• _DATA IN THIS EXERCISE_
********

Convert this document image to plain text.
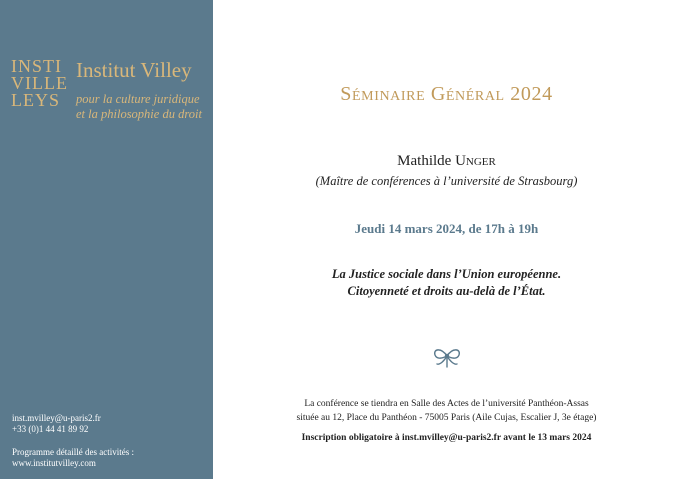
INSTI
VILLE
LEYS
Institut Villey
pour la culture juridique
et la philosophie du droit
inst.mvilley@u-paris2.fr
+33 (0)1 44 41 89 92
Programme détaillé des activités :
www.institutvilley.com
Séminaire Général 2024
Mathilde Unger
(Maître de conférences à l’université de Strasbourg)
Jeudi 14 mars 2024, de 17h à 19h
La Justice sociale dans l’Union européenne.
Citoyenneté et droits au-delà de l’État.
La conférence se tiendra en Salle des Actes de l’université Panthéon-Assas
située au 12, Place du Panthéon - 75005 Paris (Aile Cujas, Escalier J, 3e étage)
Inscription obligatoire à inst.mvilley@u-paris2.fr avant le 13 mars 2024
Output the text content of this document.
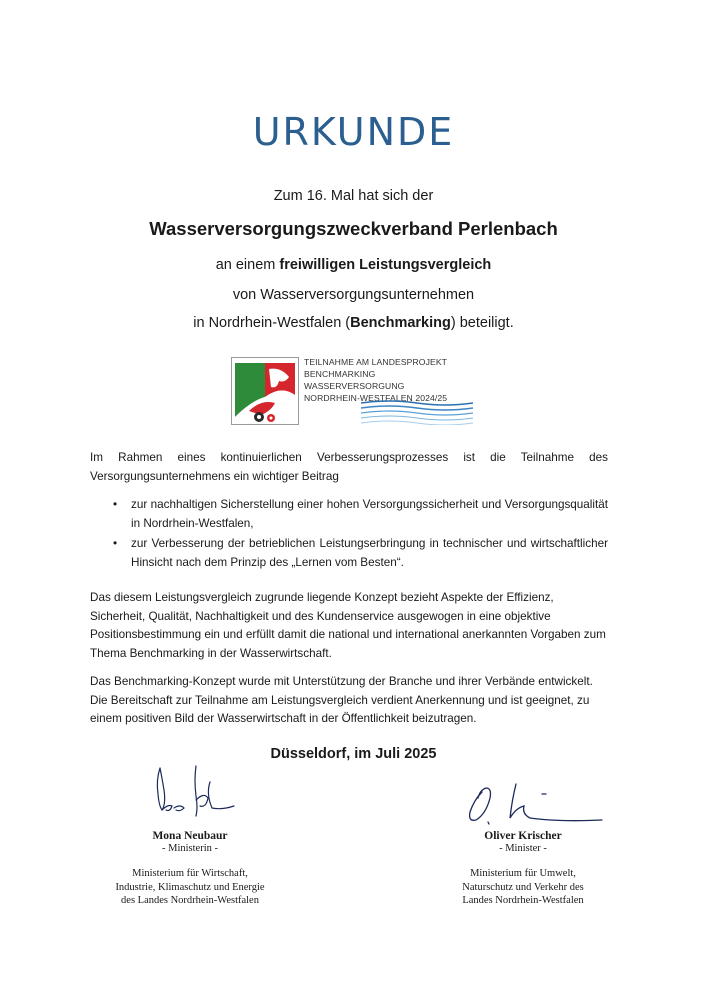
URKUNDE
Zum 16. Mal hat sich der
Wasserversorgungszweckverband Perlenbach
an einem freiwilligen Leistungsvergleich
von Wasserversorgungsunternehmen
in Nordrhein-Westfalen (Benchmarking) beteiligt.
TEILNAHME AM LANDESPROJEKT
BENCHMARKING WASSERVERSORGUNG
NORDRHEIN-WESTFALEN 2024/25
Im Rahmen eines kontinuierlichen Verbesserungsprozesses ist die Teilnahme des
Versorgungsunternehmens ein wichtiger Beitrag
• zur nachhaltigen Sicherstellung einer hohen Versorgungssicherheit und Versorgungsqualität in Nordrhein-Westfalen,
• zur Verbesserung der betrieblichen Leistungserbringung in technischer und wirtschaftlicher Hinsicht nach dem Prinzip des „Lernen vom Besten“.
Das diesem Leistungsvergleich zugrunde liegende Konzept bezieht Aspekte der Effizienz, Sicherheit, Qualität, Nachhaltigkeit und des Kundenservice ausgewogen in eine objektive Positionsbestimmung ein und erfüllt damit die national und international anerkannten Vorgaben zum Thema Benchmarking in der Wasserwirtschaft.
Das Benchmarking-Konzept wurde mit Unterstützung der Branche und ihrer Verbände entwickelt. Die Bereitschaft zur Teilnahme am Leistungsvergleich verdient Anerkennung und ist geeignet, zu einem positiven Bild der Wasserwirtschaft in der Öffentlichkeit beizutragen.
Düsseldorf, im Juli 2025
Mona Neubaur
- Ministerin -
Ministerium für Wirtschaft,
Industrie, Klimaschutz und Energie
des Landes Nordrhein-Westfalen
Oliver Krischer
- Minister -
Ministerium für Umwelt,
Naturschutz und Verkehr des
Landes Nordrhein-Westfalen
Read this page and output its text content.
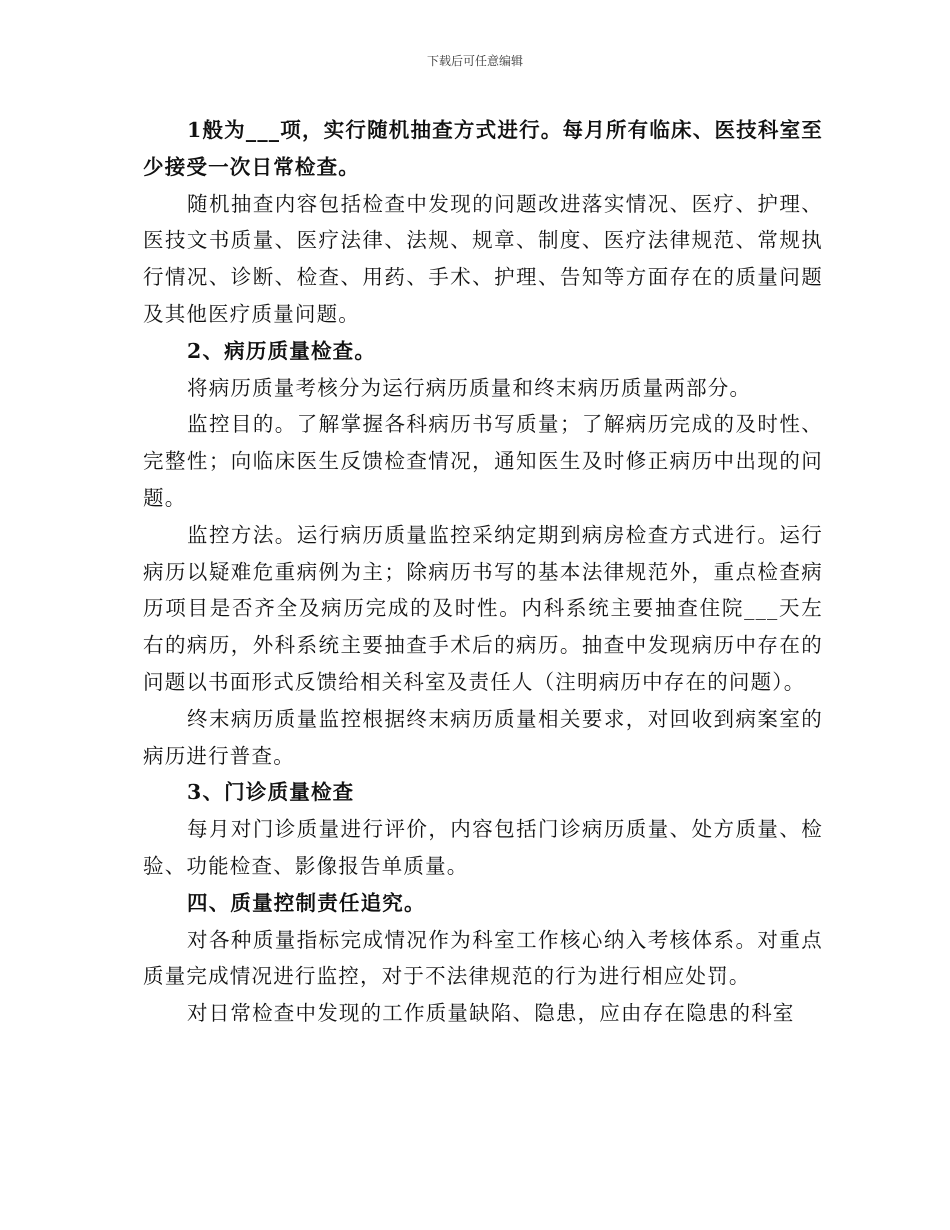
下载后可任意编辑

1般为___项，实行随机抽查方式进行。每月所有临床、医技科室至少接受一次日常检查。

随机抽查内容包括检查中发现的问题改进落实情况、医疗、护理、医技文书质量、医疗法律、法规、规章、制度、医疗法律规范、常规执行情况、诊断、检查、用药、手术、护理、告知等方面存在的质量问题及其他医疗质量问题。

2、病历质量检查。

将病历质量考核分为运行病历质量和终末病历质量两部分。

监控目的。了解掌握各科病历书写质量；了解病历完成的及时性、完整性；向临床医生反馈检查情况，通知医生及时修正病历中出现的问题。

监控方法。运行病历质量监控采纳定期到病房检查方式进行。运行病历以疑难危重病例为主；除病历书写的基本法律规范外，重点检查病历项目是否齐全及病历完成的及时性。内科系统主要抽查住院___天左右的病历，外科系统主要抽查手术后的病历。抽查中发现病历中存在的问题以书面形式反馈给相关科室及责任人（注明病历中存在的问题）。

终末病历质量监控根据终末病历质量相关要求，对回收到病案室的病历进行普查。

3、门诊质量检查

每月对门诊质量进行评价，内容包括门诊病历质量、处方质量、检验、功能检查、影像报告单质量。

四、质量控制责任追究。

对各种质量指标完成情况作为科室工作核心纳入考核体系。对重点质量完成情况进行监控，对于不法律规范的行为进行相应处罚。

对日常检查中发现的工作质量缺陷、隐患，应由存在隐患的科室
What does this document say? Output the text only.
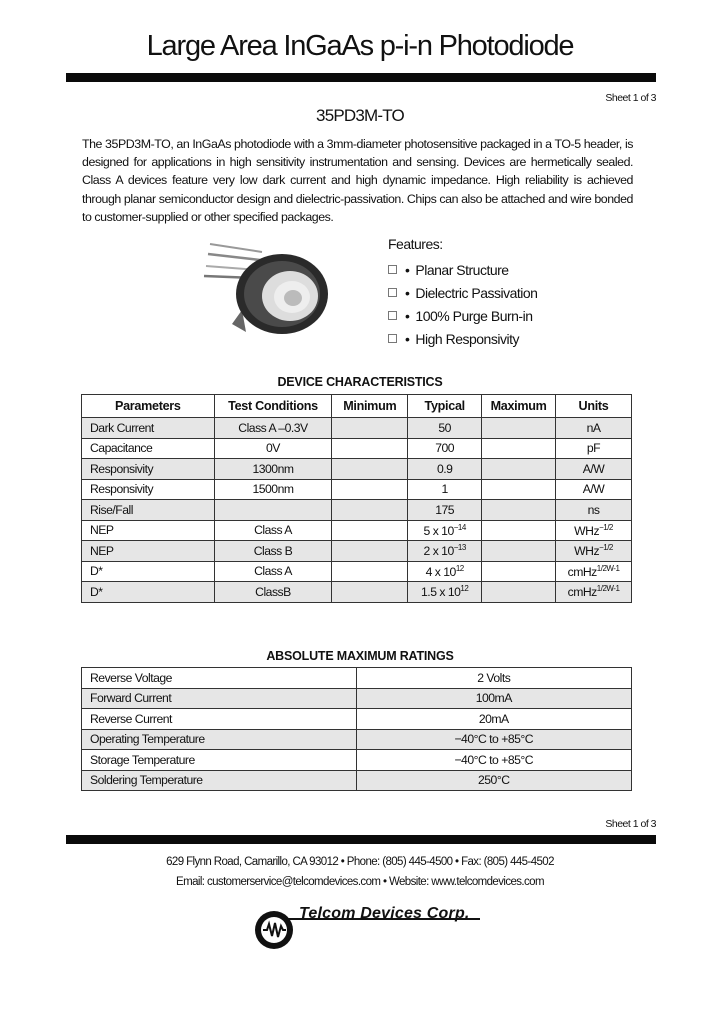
Large Area InGaAs p-i-n Photodiode
Sheet 1 of 3
35PD3M-TO
The 35PD3M-TO, an InGaAs photodiode with a 3mm-diameter photosensitive packaged in a TO-5 header, is designed for applications in high sensitivity instrumentation and sensing. Devices are hermetically sealed. Class A devices feature very low dark current and high dynamic impedance. High reliability is achieved through planar semiconductor design and dielectric-passivation. Chips can also be attached and wire bonded to customer-supplied or other specified packages.
Features:
• Planar Structure
• Dielectric Passivation
• 100% Purge Burn-in
• High Responsivity
DEVICE CHARACTERISTICS
Parameters	Test Conditions	Minimum	Typical	Maximum	Units
Dark Current	Class A –0.3V		50		nA
Capacitance	0V		700		pF
Responsivity	1300nm		0.9		A/W
Responsivity	1500nm		1		A/W
Rise/Fall			175		ns
NEP	Class A		5 x $10^{-14}$		WHz$^{-1/2}$
NEP	Class B		2 x $10^{-13}$		WHz$^{-1/2}$
D*	Class A		4 x $10^{12}$		cmHz$^{1/2W-1}$
D*	ClassB		1.5 x $10^{12}$		cmHz$^{1/2W-1}$
ABSOLUTE MAXIMUM RATINGS
Reverse Voltage	2 Volts
Forward Current	100mA
Reverse Current	20mA
Operating Temperature	−40°C to +85°C
Storage Temperature	−40°C to +85°C
Soldering Temperature	250°C
Sheet 1 of 3
629 Flynn Road, Camarillo, CA 93012 • Phone: (805) 445-4500 • Fax: (805) 445-4502
Email: customerservice@telcomdevices.com • Website: www.telcomdevices.com
Telcom Devices Corp.
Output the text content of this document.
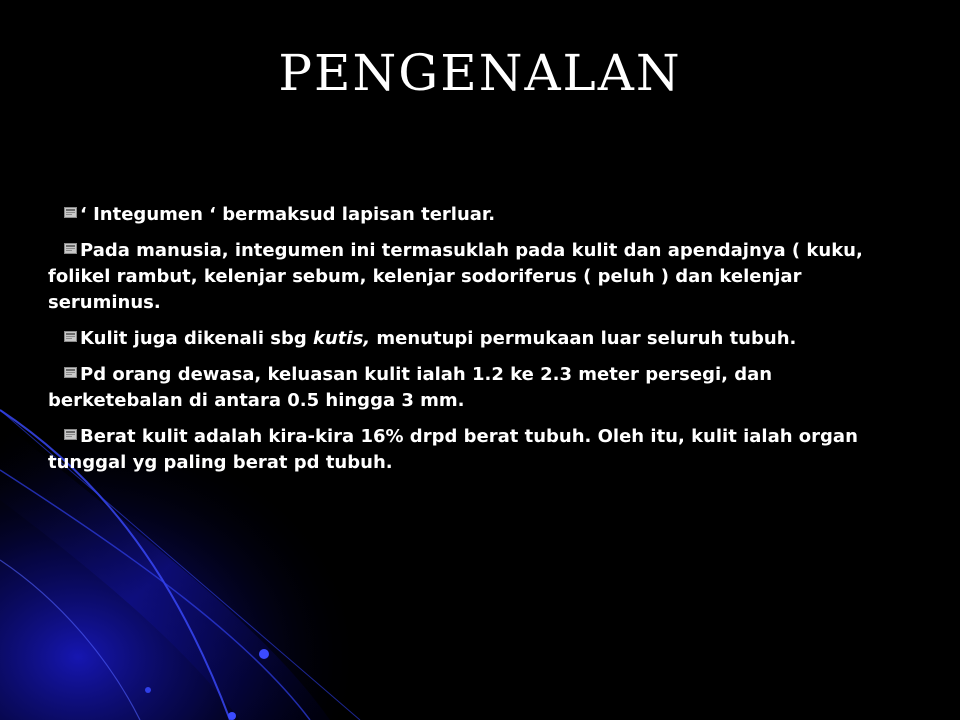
PENGENALAN
‘ Integumen ‘ bermaksud lapisan terluar.
Pada manusia, integumen ini termasuklah pada kulit dan apendajnya ( kuku, folikel rambut, kelenjar sebum, kelenjar sodoriferus ( peluh ) dan kelenjar seruminus.
Kulit juga dikenali sbg kutis, menutupi permukaan luar seluruh tubuh.
Pd orang dewasa, keluasan kulit ialah 1.2 ke 2.3 meter persegi, dan berketebalan di antara 0.5 hingga 3 mm.
Berat kulit adalah kira-kira 16% drpd berat tubuh. Oleh itu, kulit ialah organ tunggal yg paling berat pd tubuh.
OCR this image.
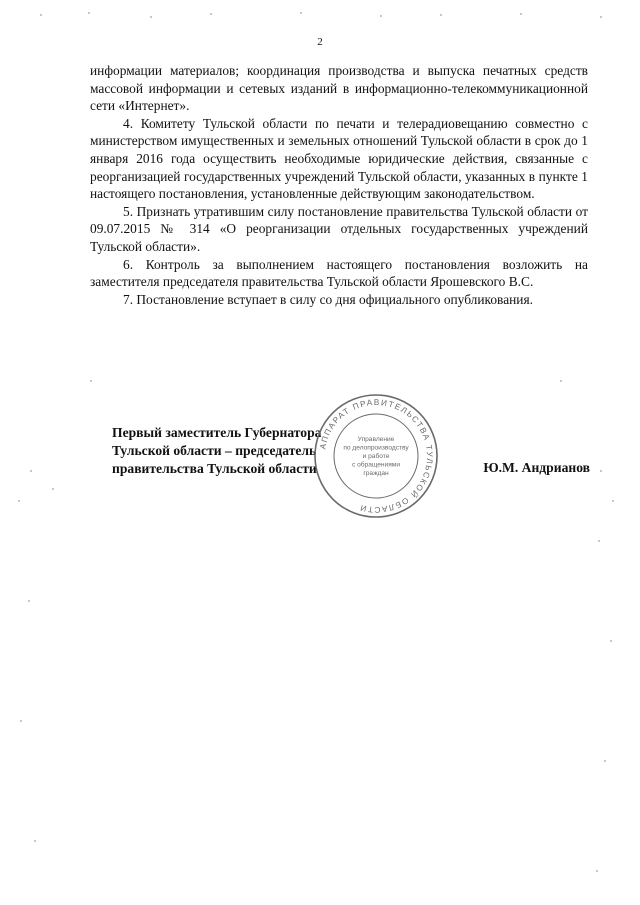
2

информации материалов; координация производства и выпуска печатных средств массовой информации и сетевых изданий в информационно-телекоммуникационной сети «Интернет».

4. Комитету Тульской области по печати и телерадиовещанию совместно с министерством имущественных и земельных отношений Тульской области в срок до 1 января 2016 года осуществить необходимые юридические действия, связанные с реорганизацией государственных учреждений Тульской области, указанных в пункте 1 настоящего постановления, установленные действующим законодательством.

5. Признать утратившим силу постановление правительства Тульской области от 09.07.2015 № 314 «О реорганизации отдельных государственных учреждений Тульской области».

6. Контроль за выполнением настоящего постановления возложить на заместителя председателя правительства Тульской области Ярошевского В.С.

7. Постановление вступает в силу со дня официального опубликования.

Первый заместитель Губернатора
Тульской области – председатель
правительства Тульской области	Ю.М. Андрианов
АППАРАТ ПРАВИТЕЛЬСТВА ТУЛЬСКОЙ ОБЛАСТИ
Управление
по делопроизводству
и работе
с обращениями
граждан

********

• _WHAT YOU WILL DO_
All of the entries above should be duplicated exactly, except for the pictures.

• _REPLY_
Convert this document image to plain text.
INSTI
VILLE
LEYS
Institut Villey
pour la culture juridique
et la philosophie du droit
inst.mvilley@u-paris2.fr
+33 (0)1 44 41 89 92
Programme détaillé des activités :
www.institutvilley.com
Séminaire Général 2024
Mathilde Unger
(Maître de conférences à l’université de Strasbourg)
Jeudi 14 mars 2024, de 17h à 19h
La Justice sociale dans l’Union européenne.
Citoyenneté et droits au-delà de l’État.
La conférence se tiendra en Salle des Actes de l’université Panthéon-Assas
située au 12, Place du Panthéon - 75005 Paris (Aile Cujas, Escalier J, 3e étage)
Inscription obligatoire à inst.mvilley@u-paris2.fr avant le 13 mars 2024
Output the text content of this document.
URKUNDE
Zum 16. Mal hat sich der
Wasserversorgungszweckverband Perlenbach
an einem freiwilligen Leistungsvergleich
von Wasserversorgungsunternehmen
in Nordrhein-Westfalen (Benchmarking) beteiligt.
TEILNAHME AM LANDESPROJEKT
BENCHMARKING WASSERVERSORGUNG
NORDRHEIN-WESTFALEN 2024/25
Im Rahmen eines kontinuierlichen Verbesserungsprozesses ist die Teilnahme des
Versorgungsunternehmens ein wichtiger Beitrag
• zur nachhaltigen Sicherstellung einer hohen Versorgungssicherheit und Versorgungsqualität in Nordrhein-Westfalen,
• zur Verbesserung der betrieblichen Leistungserbringung in technischer und wirtschaftlicher Hinsicht nach dem Prinzip des „Lernen vom Besten“.
Das diesem Leistungsvergleich zugrunde liegende Konzept bezieht Aspekte der Effizienz, Sicherheit, Qualität, Nachhaltigkeit und des Kundenservice ausgewogen in eine objektive Positionsbestimmung ein und erfüllt damit die national und international anerkannten Vorgaben zum Thema Benchmarking in der Wasserwirtschaft.
Das Benchmarking-Konzept wurde mit Unterstützung der Branche und ihrer Verbände entwickelt. Die Bereitschaft zur Teilnahme am Leistungsvergleich verdient Anerkennung und ist geeignet, zu einem positiven Bild der Wasserwirtschaft in der Öffentlichkeit beizutragen.
Düsseldorf, im Juli 2025
Mona Neubaur
- Ministerin -
Ministerium für Wirtschaft,
Industrie, Klimaschutz und Energie
des Landes Nordrhein-Westfalen
Oliver Krischer
- Minister -
Ministerium für Umwelt,
Naturschutz und Verkehr des
Landes Nordrhein-Westfalen
Read this page and output its text content.
下载后可任意编辑

1般为___项，实行随机抽查方式进行。每月所有临床、医技科室至少接受一次日常检查。

随机抽查内容包括检查中发现的问题改进落实情况、医疗、护理、医技文书质量、医疗法律、法规、规章、制度、医疗法律规范、常规执行情况、诊断、检查、用药、手术、护理、告知等方面存在的质量问题及其他医疗质量问题。

2、病历质量检查。

将病历质量考核分为运行病历质量和终末病历质量两部分。

监控目的。了解掌握各科病历书写质量；了解病历完成的及时性、完整性；向临床医生反馈检查情况，通知医生及时修正病历中出现的问题。

监控方法。运行病历质量监控采纳定期到病房检查方式进行。运行病历以疑难危重病例为主；除病历书写的基本法律规范外，重点检查病历项目是否齐全及病历完成的及时性。内科系统主要抽查住院___天左右的病历，外科系统主要抽查手术后的病历。抽查中发现病历中存在的问题以书面形式反馈给相关科室及责任人（注明病历中存在的问题）。

终末病历质量监控根据终末病历质量相关要求，对回收到病案室的病历进行普查。

3、门诊质量检查

每月对门诊质量进行评价，内容包括门诊病历质量、处方质量、检验、功能检查、影像报告单质量。

四、质量控制责任追究。

对各种质量指标完成情况作为科室工作核心纳入考核体系。对重点质量完成情况进行监控，对于不法律规范的行为进行相应处罚。

对日常检查中发现的工作质量缺陷、隐患，应由存在隐患的科室
What does this document say? Output the text only.
Large Area InGaAs p-i-n Photodiode
Sheet 1 of 3
35PD3M-TO
The 35PD3M-TO, an InGaAs photodiode with a 3mm-diameter photosensitive packaged in a TO-5 header, is designed for applications in high sensitivity instrumentation and sensing. Devices are hermetically sealed. Class A devices feature very low dark current and high dynamic impedance. High reliability is achieved through planar semiconductor design and dielectric-passivation. Chips can also be attached and wire bonded to customer-supplied or other specified packages.
Features:
• Planar Structure
• Dielectric Passivation
• 100% Purge Burn-in
• High Responsivity
DEVICE CHARACTERISTICS
Parameters	Test Conditions	Minimum	Typical	Maximum	Units
Dark Current	Class A –0.3V		50		nA
Capacitance	0V		700		pF
Responsivity	1300nm		0.9		A/W
Responsivity	1500nm		1		A/W
Rise/Fall			175		ns
NEP	Class A		5 x $10^{-14}$		WHz$^{-1/2}$
NEP	Class B		2 x $10^{-13}$		WHz$^{-1/2}$
D*	Class A		4 x $10^{12}$		cmHz$^{1/2W-1}$
D*	ClassB		1.5 x $10^{12}$		cmHz$^{1/2W-1}$
ABSOLUTE MAXIMUM RATINGS
Reverse Voltage	2 Volts
Forward Current	100mA
Reverse Current	20mA
Operating Temperature	−40°C to +85°C
Storage Temperature	−40°C to +85°C
Soldering Temperature	250°C
Sheet 1 of 3
629 Flynn Road, Camarillo, CA 93012 • Phone: (805) 445-4500 • Fax: (805) 445-4502
Email: customerservice@telcomdevices.com • Website: www.telcomdevices.com
Telcom Devices Corp.
Output the text content of this document.
PENGENALAN
‘ Integumen ‘ bermaksud lapisan terluar.
Pada manusia, integumen ini termasuklah pada kulit dan apendajnya ( kuku, folikel rambut, kelenjar sebum, kelenjar sodoriferus ( peluh ) dan kelenjar seruminus.
Kulit juga dikenali sbg kutis, menutupi permukaan luar seluruh tubuh.
Pd orang dewasa, keluasan kulit ialah 1.2 ke 2.3 meter persegi, dan berketebalan di antara 0.5 hingga 3 mm.
Berat kulit adalah kira-kira 16% drpd berat tubuh. Oleh itu, kulit ialah organ tunggal yg paling berat pd tubuh.
OCR this image.
2

информации материалов; координация производства и выпуска печатных средств массовой информации и сетевых изданий в информационно-телекоммуникационной сети «Интернет».

4. Комитету Тульской области по печати и телерадиовещанию совместно с министерством имущественных и земельных отношений Тульской области в срок до 1 января 2016 года осуществить необходимые юридические действия, связанные с реорганизацией государственных учреждений Тульской области, указанных в пункте 1 настоящего постановления, установленные действующим законодательством.

5. Признать утратившим силу постановление правительства Тульской области от 09.07.2015 № 314 «О реорганизации отдельных государственных учреждений Тульской области».

6. Контроль за выполнением настоящего постановления возложить на заместителя председателя правительства Тульской области Ярошевского В.С.

7. Постановление вступает в силу со дня официального опубликования.

Первый заместитель Губернатора
Тульской области – председатель
правительства Тульской области	Ю.М. Андрианов
АППАРАТ ПРАВИТЕЛЬСТВА ТУЛЬСКОЙ ОБЛАСТИ
Управление
по делопроизводству
и работе
с обращениями
граждан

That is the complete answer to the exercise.